▸ WHAT NEEDS TO BE DONE
Find each line that has the string "this" and give the total, with nothing else.

[Begin RAW DATA]

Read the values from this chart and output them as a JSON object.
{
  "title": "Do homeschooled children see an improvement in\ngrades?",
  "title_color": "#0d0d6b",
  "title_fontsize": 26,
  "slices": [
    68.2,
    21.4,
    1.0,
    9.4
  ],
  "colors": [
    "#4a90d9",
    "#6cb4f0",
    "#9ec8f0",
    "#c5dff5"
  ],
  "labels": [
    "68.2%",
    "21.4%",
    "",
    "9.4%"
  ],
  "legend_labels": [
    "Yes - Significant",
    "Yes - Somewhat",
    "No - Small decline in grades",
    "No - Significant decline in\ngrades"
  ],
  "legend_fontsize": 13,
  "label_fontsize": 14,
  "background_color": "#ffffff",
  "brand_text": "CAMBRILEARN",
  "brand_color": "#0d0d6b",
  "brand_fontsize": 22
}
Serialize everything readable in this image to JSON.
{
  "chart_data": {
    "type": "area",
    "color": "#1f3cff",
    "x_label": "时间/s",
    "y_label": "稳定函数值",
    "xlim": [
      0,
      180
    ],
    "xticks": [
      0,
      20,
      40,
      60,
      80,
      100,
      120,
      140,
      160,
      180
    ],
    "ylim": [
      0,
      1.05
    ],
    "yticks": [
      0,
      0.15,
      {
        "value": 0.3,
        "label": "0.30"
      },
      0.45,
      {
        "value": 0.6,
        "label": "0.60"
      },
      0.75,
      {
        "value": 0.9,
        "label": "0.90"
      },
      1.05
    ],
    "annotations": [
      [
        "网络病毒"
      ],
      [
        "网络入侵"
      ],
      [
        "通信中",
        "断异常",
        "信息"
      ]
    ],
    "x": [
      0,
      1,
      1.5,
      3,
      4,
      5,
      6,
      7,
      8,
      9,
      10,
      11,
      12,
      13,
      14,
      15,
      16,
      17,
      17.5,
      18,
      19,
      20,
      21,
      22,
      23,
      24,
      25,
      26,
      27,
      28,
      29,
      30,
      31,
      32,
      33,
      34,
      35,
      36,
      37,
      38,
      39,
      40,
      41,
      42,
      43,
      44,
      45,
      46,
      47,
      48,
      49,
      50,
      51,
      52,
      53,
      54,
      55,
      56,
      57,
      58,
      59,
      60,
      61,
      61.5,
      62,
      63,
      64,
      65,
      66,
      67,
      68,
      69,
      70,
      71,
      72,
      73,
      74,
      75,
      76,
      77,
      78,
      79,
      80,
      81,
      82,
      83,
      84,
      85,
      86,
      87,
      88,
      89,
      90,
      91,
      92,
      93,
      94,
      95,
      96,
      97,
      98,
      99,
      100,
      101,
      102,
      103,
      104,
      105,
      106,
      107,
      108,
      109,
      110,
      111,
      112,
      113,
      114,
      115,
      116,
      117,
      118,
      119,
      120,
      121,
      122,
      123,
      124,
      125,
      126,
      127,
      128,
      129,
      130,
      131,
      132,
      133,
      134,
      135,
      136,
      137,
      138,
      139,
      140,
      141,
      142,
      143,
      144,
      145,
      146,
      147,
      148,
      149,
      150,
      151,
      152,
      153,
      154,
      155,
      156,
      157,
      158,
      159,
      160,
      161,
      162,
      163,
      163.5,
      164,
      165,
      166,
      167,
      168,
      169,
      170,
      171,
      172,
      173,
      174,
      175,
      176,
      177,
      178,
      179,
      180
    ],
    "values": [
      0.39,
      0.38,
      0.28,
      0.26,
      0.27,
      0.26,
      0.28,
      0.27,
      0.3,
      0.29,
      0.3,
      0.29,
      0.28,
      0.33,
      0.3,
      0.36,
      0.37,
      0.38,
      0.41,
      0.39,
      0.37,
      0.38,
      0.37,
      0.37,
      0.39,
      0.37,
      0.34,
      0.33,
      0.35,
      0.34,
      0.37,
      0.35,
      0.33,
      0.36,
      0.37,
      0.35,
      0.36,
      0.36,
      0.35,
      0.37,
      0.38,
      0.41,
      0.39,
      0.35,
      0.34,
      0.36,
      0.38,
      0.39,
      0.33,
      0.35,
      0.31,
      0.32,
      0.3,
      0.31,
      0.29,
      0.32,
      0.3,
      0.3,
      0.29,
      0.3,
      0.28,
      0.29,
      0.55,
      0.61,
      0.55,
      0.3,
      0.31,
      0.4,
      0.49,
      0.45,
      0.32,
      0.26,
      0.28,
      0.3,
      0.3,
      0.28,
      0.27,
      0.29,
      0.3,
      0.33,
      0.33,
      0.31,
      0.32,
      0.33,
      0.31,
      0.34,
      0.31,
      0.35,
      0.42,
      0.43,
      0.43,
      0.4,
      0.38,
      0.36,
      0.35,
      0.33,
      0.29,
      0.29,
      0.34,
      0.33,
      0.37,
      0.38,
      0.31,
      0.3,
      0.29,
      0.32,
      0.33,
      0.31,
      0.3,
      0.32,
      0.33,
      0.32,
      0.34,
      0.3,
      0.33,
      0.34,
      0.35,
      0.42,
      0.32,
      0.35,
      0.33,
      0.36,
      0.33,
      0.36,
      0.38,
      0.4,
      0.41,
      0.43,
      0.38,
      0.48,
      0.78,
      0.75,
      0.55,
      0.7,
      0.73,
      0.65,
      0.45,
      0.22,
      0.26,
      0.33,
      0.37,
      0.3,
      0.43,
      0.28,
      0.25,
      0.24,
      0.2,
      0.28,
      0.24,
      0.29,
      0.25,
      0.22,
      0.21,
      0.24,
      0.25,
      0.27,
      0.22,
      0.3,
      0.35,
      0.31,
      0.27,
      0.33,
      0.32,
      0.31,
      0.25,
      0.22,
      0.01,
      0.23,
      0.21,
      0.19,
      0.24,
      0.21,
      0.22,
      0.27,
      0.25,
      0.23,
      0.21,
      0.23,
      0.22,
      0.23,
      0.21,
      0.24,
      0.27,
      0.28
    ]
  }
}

[End RAW DATA]

▸ RESPONSE BELOW
2